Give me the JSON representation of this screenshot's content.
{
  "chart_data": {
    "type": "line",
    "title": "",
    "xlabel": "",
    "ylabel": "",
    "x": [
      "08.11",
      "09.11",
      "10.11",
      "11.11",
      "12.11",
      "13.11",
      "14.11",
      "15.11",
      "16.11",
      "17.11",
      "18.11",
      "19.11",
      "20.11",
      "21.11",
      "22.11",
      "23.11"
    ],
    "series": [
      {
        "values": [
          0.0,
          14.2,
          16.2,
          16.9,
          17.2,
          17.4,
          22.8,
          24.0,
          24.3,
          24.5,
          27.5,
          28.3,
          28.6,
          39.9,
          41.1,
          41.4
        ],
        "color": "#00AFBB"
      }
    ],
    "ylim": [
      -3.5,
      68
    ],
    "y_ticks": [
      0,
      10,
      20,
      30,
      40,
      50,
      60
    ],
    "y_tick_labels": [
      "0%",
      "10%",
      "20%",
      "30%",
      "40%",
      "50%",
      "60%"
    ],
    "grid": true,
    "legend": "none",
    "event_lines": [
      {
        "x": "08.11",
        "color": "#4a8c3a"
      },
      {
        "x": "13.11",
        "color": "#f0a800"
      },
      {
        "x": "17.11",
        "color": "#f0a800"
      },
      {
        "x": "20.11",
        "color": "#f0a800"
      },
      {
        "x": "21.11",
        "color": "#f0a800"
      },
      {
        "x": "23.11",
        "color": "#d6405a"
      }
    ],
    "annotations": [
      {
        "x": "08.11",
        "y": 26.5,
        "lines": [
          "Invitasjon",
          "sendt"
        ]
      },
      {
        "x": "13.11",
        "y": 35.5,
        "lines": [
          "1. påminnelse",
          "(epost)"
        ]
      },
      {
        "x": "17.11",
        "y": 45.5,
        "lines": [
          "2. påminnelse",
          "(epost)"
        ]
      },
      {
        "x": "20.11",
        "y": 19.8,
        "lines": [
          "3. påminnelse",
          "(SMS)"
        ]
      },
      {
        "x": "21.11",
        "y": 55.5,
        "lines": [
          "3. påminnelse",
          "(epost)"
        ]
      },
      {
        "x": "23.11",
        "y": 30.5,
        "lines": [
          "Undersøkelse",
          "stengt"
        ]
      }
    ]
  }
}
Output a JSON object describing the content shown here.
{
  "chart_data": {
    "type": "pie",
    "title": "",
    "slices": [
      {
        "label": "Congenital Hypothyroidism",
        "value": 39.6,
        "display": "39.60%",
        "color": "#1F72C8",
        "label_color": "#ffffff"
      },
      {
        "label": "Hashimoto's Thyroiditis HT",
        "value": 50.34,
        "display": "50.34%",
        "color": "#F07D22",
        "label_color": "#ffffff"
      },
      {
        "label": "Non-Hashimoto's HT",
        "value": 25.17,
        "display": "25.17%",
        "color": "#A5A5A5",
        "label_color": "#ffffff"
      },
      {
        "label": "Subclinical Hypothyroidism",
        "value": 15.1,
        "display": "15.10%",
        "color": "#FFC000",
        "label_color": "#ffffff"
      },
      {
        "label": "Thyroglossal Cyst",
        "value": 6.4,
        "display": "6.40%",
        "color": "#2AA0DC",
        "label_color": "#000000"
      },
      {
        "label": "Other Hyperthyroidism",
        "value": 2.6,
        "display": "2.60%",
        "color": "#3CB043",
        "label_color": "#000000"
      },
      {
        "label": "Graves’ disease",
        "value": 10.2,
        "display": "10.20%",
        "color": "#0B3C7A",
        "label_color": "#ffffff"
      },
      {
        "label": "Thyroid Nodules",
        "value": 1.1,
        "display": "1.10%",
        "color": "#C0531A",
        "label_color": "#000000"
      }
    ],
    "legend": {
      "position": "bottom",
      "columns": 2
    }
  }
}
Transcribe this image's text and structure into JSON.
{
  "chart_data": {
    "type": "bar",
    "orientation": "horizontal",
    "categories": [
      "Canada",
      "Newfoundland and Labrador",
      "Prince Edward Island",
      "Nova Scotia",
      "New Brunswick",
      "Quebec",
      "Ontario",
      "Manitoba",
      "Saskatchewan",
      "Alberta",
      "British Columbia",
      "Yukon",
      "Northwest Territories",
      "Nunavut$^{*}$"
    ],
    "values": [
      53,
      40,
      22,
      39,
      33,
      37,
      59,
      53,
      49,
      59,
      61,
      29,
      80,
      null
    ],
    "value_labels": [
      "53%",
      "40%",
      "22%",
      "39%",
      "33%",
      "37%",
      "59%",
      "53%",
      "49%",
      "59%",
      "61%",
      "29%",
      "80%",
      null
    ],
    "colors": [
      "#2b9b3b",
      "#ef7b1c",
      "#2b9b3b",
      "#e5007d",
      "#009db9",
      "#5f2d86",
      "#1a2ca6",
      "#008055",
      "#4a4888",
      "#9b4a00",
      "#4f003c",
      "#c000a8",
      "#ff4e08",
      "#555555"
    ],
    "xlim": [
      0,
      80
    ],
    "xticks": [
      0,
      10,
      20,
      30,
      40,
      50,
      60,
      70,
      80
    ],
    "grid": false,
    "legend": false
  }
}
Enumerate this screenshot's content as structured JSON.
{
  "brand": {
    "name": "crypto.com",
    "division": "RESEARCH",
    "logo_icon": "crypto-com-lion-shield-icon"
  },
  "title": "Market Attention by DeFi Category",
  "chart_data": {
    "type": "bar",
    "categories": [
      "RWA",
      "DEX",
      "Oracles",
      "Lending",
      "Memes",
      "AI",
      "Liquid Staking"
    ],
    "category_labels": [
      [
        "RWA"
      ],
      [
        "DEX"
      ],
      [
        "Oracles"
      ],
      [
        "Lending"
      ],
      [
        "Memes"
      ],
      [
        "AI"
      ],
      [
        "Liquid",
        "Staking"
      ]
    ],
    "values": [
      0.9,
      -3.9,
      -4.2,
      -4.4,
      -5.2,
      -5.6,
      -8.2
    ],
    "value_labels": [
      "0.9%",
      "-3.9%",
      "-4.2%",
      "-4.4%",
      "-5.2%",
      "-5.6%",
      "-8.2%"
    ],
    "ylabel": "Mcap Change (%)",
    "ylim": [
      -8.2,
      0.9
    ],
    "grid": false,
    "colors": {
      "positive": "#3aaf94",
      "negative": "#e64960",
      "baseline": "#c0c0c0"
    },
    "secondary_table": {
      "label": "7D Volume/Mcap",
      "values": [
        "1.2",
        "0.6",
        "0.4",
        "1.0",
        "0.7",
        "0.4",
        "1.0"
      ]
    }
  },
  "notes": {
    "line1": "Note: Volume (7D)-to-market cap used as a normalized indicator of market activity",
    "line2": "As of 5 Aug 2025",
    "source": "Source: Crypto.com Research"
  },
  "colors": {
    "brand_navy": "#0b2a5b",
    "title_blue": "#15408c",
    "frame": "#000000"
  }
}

-=-=-

**WHAT THE TASK REQUIRES**
Each of the records should be retyped exactly.

**ANSWER IN FULL**
Give me the JSON representation of this screenshot's content.
{
  "chart_data": {
    "type": "line",
    "title": "",
    "xlabel": "",
    "ylabel": "",
    "x": [
      "08.11",
      "09.11",
      "10.11",
      "11.11",
      "12.11",
      "13.11",
      "14.11",
      "15.11",
      "16.11",
      "17.11",
      "18.11",
      "19.11",
      "20.11",
      "21.11",
      "22.11",
      "23.11"
    ],
    "series": [
      {
        "values": [
          0.0,
          14.2,
          16.2,
          16.9,
          17.2,
          17.4,
          22.8,
          24.0,
          24.3,
          24.5,
          27.5,
          28.3,
          28.6,
          39.9,
          41.1,
          41.4
        ],
        "color": "#00AFBB"
      }
    ],
    "ylim": [
      -3.5,
      68
    ],
    "y_ticks": [
      0,
      10,
      20,
      30,
      40,
      50,
      60
    ],
    "y_tick_labels": [
      "0%",
      "10%",
      "20%",
      "30%",
      "40%",
      "50%",
      "60%"
    ],
    "grid": true,
    "legend": "none",
    "event_lines": [
      {
        "x": "08.11",
        "color": "#4a8c3a"
      },
      {
        "x": "13.11",
        "color": "#f0a800"
      },
      {
        "x": "17.11",
        "color": "#f0a800"
      },
      {
        "x": "20.11",
        "color": "#f0a800"
      },
      {
        "x": "21.11",
        "color": "#f0a800"
      },
      {
        "x": "23.11",
        "color": "#d6405a"
      }
    ],
    "annotations": [
      {
        "x": "08.11",
        "y": 26.5,
        "lines": [
          "Invitasjon",
          "sendt"
        ]
      },
      {
        "x": "13.11",
        "y": 35.5,
        "lines": [
          "1. påminnelse",
          "(epost)"
        ]
      },
      {
        "x": "17.11",
        "y": 45.5,
        "lines": [
          "2. påminnelse",
          "(epost)"
        ]
      },
      {
        "x": "20.11",
        "y": 19.8,
        "lines": [
          "3. påminnelse",
          "(SMS)"
        ]
      },
      {
        "x": "21.11",
        "y": 55.5,
        "lines": [
          "3. påminnelse",
          "(epost)"
        ]
      },
      {
        "x": "23.11",
        "y": 30.5,
        "lines": [
          "Undersøkelse",
          "stengt"
        ]
      }
    ]
  }
}
Output a JSON object describing the content shown here.
{
  "chart_data": {
    "type": "pie",
    "title": "",
    "slices": [
      {
        "label": "Congenital Hypothyroidism",
        "value": 39.6,
        "display": "39.60%",
        "color": "#1F72C8",
        "label_color": "#ffffff"
      },
      {
        "label": "Hashimoto's Thyroiditis HT",
        "value": 50.34,
        "display": "50.34%",
        "color": "#F07D22",
        "label_color": "#ffffff"
      },
      {
        "label": "Non-Hashimoto's HT",
        "value": 25.17,
        "display": "25.17%",
        "color": "#A5A5A5",
        "label_color": "#ffffff"
      },
      {
        "label": "Subclinical Hypothyroidism",
        "value": 15.1,
        "display": "15.10%",
        "color": "#FFC000",
        "label_color": "#ffffff"
      },
      {
        "label": "Thyroglossal Cyst",
        "value": 6.4,
        "display": "6.40%",
        "color": "#2AA0DC",
        "label_color": "#000000"
      },
      {
        "label": "Other Hyperthyroidism",
        "value": 2.6,
        "display": "2.60%",
        "color": "#3CB043",
        "label_color": "#000000"
      },
      {
        "label": "Graves’ disease",
        "value": 10.2,
        "display": "10.20%",
        "color": "#0B3C7A",
        "label_color": "#ffffff"
      },
      {
        "label": "Thyroid Nodules",
        "value": 1.1,
        "display": "1.10%",
        "color": "#C0531A",
        "label_color": "#000000"
      }
    ],
    "legend": {
      "position": "bottom",
      "columns": 2
    }
  }
}
Transcribe this image's text and structure into JSON.
{
  "chart_data": {
    "type": "bar",
    "orientation": "horizontal",
    "categories": [
      "Canada",
      "Newfoundland and Labrador",
      "Prince Edward Island",
      "Nova Scotia",
      "New Brunswick",
      "Quebec",
      "Ontario",
      "Manitoba",
      "Saskatchewan",
      "Alberta",
      "British Columbia",
      "Yukon",
      "Northwest Territories",
      "Nunavut$^{*}$"
    ],
    "values": [
      53,
      40,
      22,
      39,
      33,
      37,
      59,
      53,
      49,
      59,
      61,
      29,
      80,
      null
    ],
    "value_labels": [
      "53%",
      "40%",
      "22%",
      "39%",
      "33%",
      "37%",
      "59%",
      "53%",
      "49%",
      "59%",
      "61%",
      "29%",
      "80%",
      null
    ],
    "colors": [
      "#2b9b3b",
      "#ef7b1c",
      "#2b9b3b",
      "#e5007d",
      "#009db9",
      "#5f2d86",
      "#1a2ca6",
      "#008055",
      "#4a4888",
      "#9b4a00",
      "#4f003c",
      "#c000a8",
      "#ff4e08",
      "#555555"
    ],
    "xlim": [
      0,
      80
    ],
    "xticks": [
      0,
      10,
      20,
      30,
      40,
      50,
      60,
      70,
      80
    ],
    "grid": false,
    "legend": false
  }
}
Enumerate this screenshot's content as structured JSON.
{
  "brand": {
    "name": "crypto.com",
    "division": "RESEARCH",
    "logo_icon": "crypto-com-lion-shield-icon"
  },
  "title": "Market Attention by DeFi Category",
  "chart_data": {
    "type": "bar",
    "categories": [
      "RWA",
      "DEX",
      "Oracles",
      "Lending",
      "Memes",
      "AI",
      "Liquid Staking"
    ],
    "category_labels": [
      [
        "RWA"
      ],
      [
        "DEX"
      ],
      [
        "Oracles"
      ],
      [
        "Lending"
      ],
      [
        "Memes"
      ],
      [
        "AI"
      ],
      [
        "Liquid",
        "Staking"
      ]
    ],
    "values": [
      0.9,
      -3.9,
      -4.2,
      -4.4,
      -5.2,
      -5.6,
      -8.2
    ],
    "value_labels": [
      "0.9%",
      "-3.9%",
      "-4.2%",
      "-4.4%",
      "-5.2%",
      "-5.6%",
      "-8.2%"
    ],
    "ylabel": "Mcap Change (%)",
    "ylim": [
      -8.2,
      0.9
    ],
    "grid": false,
    "colors": {
      "positive": "#3aaf94",
      "negative": "#e64960",
      "baseline": "#c0c0c0"
    },
    "secondary_table": {
      "label": "7D Volume/Mcap",
      "values": [
        "1.2",
        "0.6",
        "0.4",
        "1.0",
        "0.7",
        "0.4",
        "1.0"
      ]
    }
  },
  "notes": {
    "line1": "Note: Volume (7D)-to-market cap used as a normalized indicator of market activity",
    "line2": "As of 5 Aug 2025",
    "source": "Source: Crypto.com Research"
  },
  "colors": {
    "brand_navy": "#0b2a5b",
    "title_blue": "#15408c",
    "frame": "#000000"
  }
}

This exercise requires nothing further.